— EXERCISE TASK —
Locate each line in the records containing "cifradas". Copy it.

— DATA —
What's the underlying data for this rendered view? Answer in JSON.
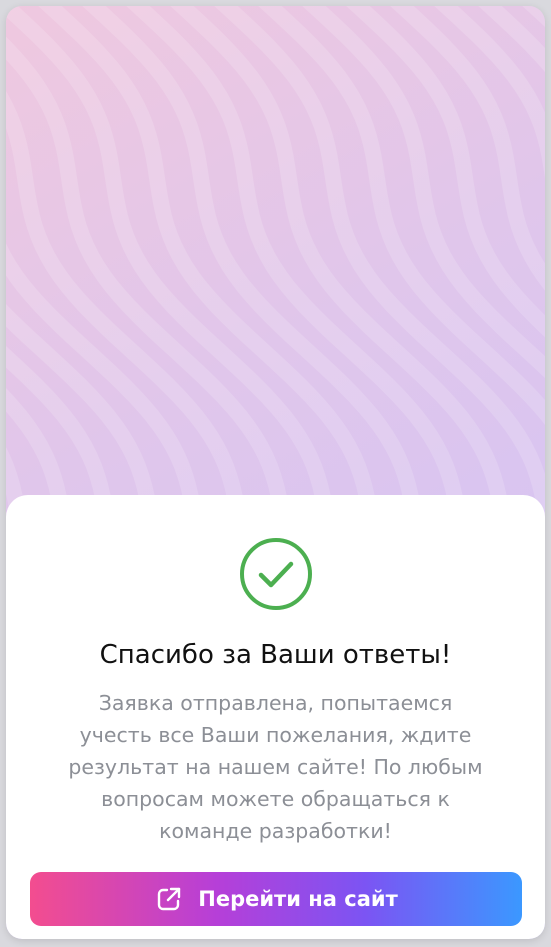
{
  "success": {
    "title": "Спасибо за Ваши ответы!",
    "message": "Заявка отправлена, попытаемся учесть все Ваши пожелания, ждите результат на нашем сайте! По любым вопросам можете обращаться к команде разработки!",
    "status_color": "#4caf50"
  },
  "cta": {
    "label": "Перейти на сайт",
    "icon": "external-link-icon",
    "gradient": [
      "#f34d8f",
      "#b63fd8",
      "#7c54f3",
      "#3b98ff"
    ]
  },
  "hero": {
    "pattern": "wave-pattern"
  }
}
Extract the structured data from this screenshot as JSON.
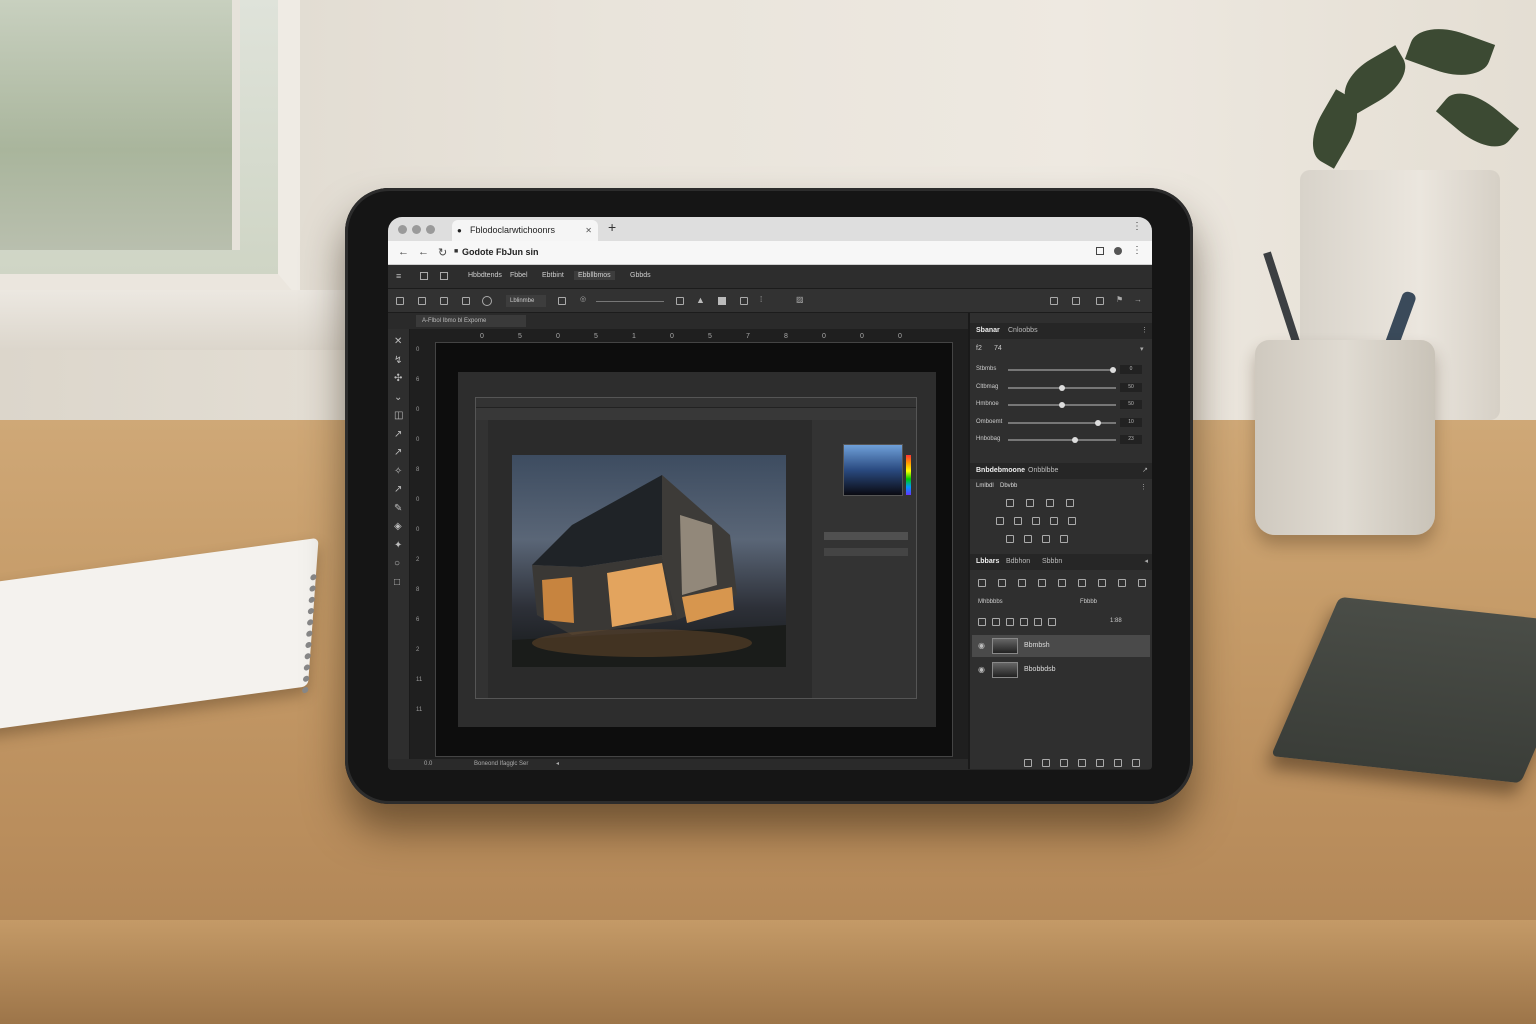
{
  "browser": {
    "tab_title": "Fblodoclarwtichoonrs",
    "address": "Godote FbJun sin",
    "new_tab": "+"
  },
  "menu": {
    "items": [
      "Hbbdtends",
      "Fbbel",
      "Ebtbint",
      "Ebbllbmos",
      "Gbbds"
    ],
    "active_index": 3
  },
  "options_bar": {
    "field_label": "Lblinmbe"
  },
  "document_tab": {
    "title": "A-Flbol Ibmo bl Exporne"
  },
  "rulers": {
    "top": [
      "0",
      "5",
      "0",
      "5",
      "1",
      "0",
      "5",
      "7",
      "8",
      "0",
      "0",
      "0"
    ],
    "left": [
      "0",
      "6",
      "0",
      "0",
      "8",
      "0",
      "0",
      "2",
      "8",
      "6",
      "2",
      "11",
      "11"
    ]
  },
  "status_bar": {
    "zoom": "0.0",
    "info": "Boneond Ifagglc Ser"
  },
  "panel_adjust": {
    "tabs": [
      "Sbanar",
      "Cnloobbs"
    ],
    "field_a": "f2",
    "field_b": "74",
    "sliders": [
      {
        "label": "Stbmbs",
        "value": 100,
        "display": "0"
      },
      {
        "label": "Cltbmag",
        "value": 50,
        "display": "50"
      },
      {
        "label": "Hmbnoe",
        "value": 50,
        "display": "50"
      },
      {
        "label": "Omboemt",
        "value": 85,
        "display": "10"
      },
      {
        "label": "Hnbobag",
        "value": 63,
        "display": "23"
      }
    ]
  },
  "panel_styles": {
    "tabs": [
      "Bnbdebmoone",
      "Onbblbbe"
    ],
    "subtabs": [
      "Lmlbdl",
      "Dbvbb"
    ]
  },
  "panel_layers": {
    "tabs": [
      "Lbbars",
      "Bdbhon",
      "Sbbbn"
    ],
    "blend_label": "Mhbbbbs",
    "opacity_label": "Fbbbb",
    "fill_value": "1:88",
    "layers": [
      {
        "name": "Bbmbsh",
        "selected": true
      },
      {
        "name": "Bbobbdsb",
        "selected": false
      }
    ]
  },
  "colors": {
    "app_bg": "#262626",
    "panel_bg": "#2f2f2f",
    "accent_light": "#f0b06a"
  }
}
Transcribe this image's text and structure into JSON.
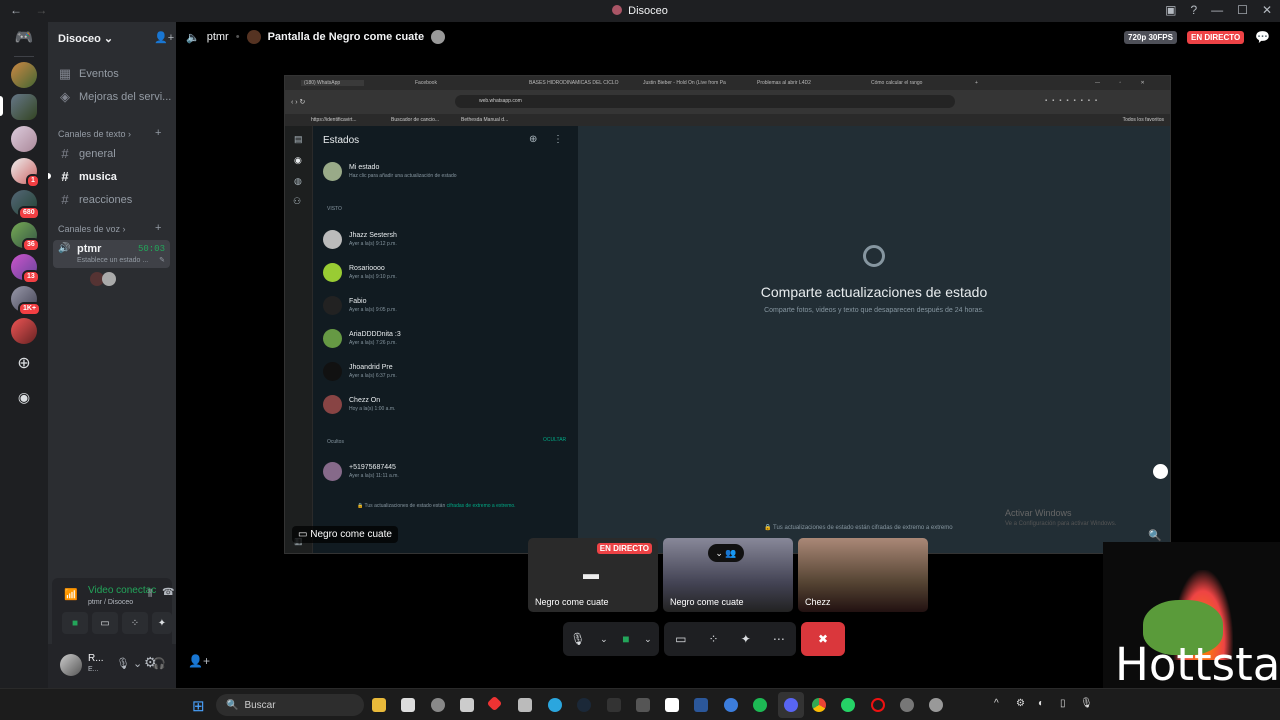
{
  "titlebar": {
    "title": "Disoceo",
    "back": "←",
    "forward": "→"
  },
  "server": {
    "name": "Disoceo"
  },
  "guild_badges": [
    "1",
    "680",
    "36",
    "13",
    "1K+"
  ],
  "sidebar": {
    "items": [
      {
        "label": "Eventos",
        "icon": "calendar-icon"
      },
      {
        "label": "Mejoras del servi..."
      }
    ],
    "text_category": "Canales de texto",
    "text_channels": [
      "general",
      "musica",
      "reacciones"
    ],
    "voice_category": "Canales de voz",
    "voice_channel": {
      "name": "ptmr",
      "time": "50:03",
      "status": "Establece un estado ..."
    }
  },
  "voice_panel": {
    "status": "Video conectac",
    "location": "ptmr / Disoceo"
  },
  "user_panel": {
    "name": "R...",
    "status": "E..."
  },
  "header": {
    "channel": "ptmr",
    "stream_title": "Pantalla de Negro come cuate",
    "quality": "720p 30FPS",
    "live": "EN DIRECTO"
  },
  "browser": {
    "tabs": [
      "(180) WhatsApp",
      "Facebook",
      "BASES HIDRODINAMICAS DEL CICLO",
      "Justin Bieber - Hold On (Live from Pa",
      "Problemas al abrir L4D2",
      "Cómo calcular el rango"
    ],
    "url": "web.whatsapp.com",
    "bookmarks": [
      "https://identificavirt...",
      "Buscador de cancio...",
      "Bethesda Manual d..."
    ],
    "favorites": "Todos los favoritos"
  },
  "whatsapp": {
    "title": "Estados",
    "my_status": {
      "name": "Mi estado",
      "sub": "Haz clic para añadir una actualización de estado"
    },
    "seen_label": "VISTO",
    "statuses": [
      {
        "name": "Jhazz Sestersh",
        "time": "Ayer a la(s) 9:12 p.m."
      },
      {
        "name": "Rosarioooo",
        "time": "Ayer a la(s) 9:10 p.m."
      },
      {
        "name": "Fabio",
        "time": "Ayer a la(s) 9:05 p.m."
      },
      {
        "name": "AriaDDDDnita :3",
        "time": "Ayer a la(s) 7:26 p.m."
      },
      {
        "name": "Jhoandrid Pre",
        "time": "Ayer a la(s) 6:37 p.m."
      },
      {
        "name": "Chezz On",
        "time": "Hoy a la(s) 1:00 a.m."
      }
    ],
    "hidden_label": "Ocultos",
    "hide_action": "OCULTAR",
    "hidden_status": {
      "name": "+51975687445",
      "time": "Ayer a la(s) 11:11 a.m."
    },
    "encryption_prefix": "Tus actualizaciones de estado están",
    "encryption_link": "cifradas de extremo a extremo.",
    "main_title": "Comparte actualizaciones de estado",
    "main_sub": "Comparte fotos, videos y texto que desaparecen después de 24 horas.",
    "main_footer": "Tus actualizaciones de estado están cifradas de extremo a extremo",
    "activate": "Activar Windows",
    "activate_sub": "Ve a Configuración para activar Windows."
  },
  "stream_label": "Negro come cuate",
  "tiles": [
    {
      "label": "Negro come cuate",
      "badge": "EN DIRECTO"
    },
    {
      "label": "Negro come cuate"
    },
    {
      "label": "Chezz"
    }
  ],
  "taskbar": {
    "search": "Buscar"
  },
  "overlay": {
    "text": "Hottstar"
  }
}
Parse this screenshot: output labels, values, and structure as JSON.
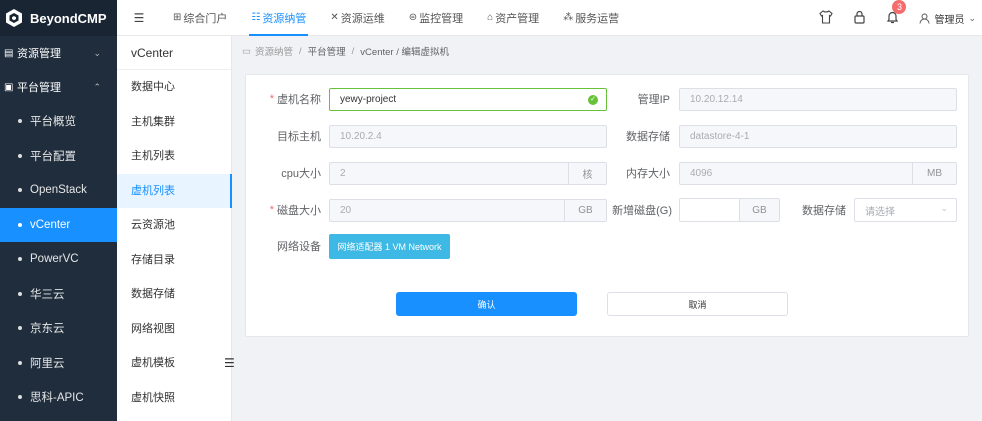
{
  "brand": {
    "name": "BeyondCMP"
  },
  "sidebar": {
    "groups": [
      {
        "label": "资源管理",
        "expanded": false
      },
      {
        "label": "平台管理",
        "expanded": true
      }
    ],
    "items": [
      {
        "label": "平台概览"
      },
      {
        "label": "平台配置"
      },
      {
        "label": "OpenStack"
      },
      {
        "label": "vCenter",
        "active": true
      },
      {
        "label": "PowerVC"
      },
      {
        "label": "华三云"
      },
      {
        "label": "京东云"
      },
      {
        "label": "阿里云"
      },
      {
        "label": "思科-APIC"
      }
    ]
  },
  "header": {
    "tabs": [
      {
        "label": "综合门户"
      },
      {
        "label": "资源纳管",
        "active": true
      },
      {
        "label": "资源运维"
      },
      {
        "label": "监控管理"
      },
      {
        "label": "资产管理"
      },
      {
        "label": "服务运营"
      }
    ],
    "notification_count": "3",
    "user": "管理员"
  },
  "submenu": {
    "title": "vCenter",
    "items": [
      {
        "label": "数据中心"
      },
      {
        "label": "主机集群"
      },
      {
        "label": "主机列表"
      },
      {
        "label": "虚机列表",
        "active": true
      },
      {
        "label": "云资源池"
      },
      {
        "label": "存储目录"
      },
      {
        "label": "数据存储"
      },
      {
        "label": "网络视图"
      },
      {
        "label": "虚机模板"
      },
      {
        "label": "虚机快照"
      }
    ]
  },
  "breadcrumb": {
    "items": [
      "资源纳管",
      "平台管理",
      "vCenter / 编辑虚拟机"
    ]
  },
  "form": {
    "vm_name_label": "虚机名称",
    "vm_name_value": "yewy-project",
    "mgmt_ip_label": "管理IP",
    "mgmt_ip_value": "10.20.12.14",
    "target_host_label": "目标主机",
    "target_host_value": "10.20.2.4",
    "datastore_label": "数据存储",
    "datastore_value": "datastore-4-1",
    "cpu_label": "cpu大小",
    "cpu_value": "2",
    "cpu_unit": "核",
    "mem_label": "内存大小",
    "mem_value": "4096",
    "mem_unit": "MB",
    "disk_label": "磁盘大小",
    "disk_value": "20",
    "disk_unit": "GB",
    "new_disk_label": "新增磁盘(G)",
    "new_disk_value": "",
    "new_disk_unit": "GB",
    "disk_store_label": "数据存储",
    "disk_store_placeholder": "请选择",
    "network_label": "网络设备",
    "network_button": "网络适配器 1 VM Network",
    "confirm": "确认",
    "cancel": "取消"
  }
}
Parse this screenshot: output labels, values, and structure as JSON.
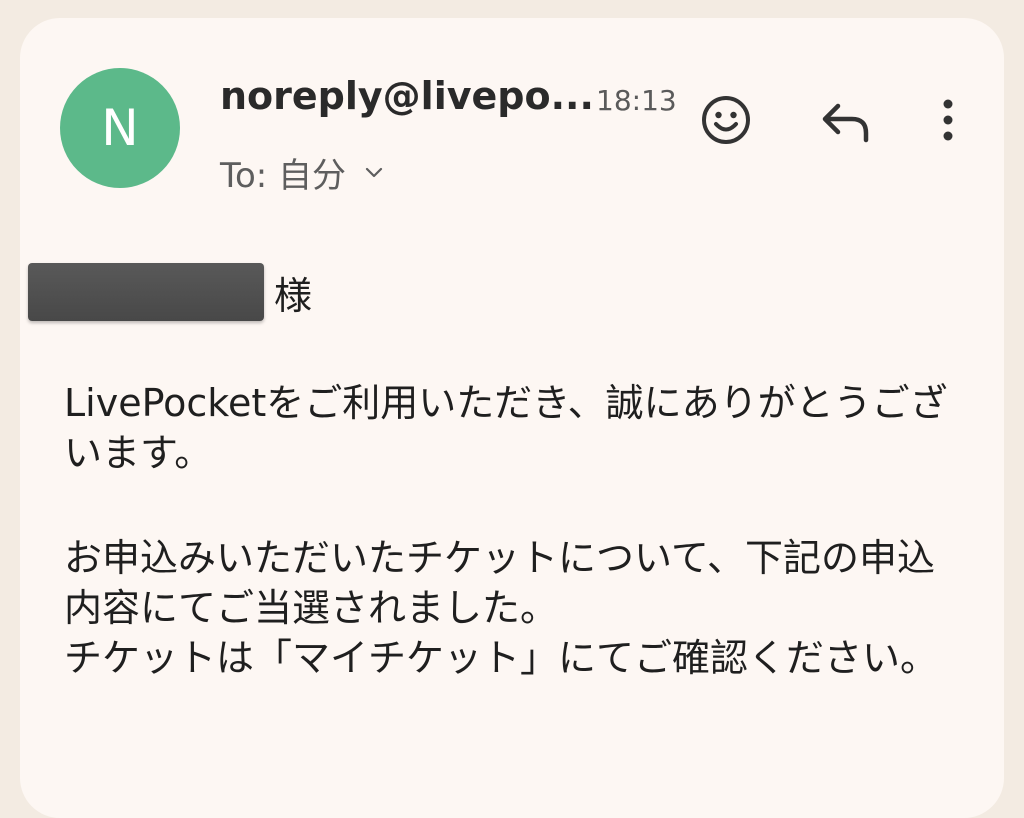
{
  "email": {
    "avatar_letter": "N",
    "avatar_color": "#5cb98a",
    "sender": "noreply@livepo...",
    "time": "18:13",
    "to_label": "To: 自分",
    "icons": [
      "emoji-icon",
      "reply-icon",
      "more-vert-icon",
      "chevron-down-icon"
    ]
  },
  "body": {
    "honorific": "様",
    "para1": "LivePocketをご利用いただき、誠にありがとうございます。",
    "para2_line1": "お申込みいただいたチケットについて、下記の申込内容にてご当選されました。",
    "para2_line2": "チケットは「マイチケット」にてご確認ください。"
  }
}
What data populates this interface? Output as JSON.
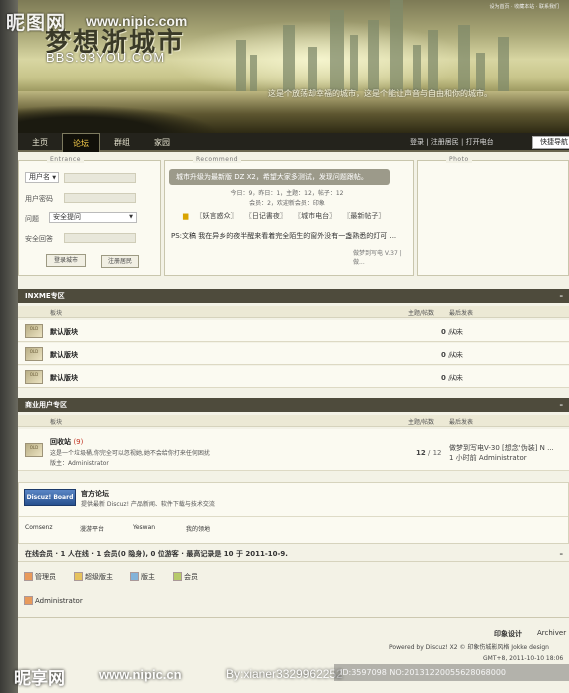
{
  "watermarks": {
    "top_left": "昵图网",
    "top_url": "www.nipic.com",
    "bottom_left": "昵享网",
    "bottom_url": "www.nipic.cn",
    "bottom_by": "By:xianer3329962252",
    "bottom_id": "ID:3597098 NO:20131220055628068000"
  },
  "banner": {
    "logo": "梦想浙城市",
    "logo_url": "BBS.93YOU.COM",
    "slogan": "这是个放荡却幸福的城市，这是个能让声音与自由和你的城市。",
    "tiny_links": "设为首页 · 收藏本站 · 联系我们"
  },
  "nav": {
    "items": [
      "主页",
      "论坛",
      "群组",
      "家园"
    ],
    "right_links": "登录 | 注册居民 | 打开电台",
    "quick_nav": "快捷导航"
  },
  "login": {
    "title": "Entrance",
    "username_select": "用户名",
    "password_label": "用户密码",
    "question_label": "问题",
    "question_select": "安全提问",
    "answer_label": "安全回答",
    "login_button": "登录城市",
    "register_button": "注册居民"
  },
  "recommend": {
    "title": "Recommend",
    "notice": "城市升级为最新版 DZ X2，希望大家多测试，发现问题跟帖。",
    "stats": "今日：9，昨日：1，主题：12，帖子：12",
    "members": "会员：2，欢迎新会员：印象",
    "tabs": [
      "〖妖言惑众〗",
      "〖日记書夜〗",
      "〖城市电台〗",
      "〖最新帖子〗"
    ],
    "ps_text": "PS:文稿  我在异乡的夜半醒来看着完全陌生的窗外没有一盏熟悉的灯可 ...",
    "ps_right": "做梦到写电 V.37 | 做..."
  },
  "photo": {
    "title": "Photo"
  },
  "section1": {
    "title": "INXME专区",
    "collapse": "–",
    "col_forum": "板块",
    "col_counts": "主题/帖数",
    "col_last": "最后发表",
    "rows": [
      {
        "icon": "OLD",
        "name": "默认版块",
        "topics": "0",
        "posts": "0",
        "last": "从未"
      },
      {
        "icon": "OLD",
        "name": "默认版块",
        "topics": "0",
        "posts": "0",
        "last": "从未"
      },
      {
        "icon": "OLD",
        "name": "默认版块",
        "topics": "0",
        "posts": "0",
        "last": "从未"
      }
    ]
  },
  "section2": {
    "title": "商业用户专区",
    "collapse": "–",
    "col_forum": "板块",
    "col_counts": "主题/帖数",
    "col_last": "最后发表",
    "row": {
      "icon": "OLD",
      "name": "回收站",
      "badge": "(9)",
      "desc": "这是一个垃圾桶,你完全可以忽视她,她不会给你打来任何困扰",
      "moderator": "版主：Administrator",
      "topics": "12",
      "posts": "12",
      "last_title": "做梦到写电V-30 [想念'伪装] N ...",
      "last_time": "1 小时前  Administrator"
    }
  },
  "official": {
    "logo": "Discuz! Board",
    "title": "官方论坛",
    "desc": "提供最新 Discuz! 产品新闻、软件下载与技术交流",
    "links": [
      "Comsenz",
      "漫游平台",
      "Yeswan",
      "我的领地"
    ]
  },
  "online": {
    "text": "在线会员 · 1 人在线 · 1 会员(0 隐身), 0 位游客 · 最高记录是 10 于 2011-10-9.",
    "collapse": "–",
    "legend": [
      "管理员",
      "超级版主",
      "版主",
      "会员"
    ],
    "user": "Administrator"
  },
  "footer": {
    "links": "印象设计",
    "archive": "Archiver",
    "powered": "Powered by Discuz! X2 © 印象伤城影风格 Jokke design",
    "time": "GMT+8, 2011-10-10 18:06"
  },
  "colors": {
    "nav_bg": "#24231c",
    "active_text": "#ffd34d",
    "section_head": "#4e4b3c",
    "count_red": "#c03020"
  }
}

— FINISHED ANSWER —
    "encryption_link": "cifradas de extremo a extremo.",
    "main_footer": "Tus actualizaciones de estado están cifradas de extremo a extremo",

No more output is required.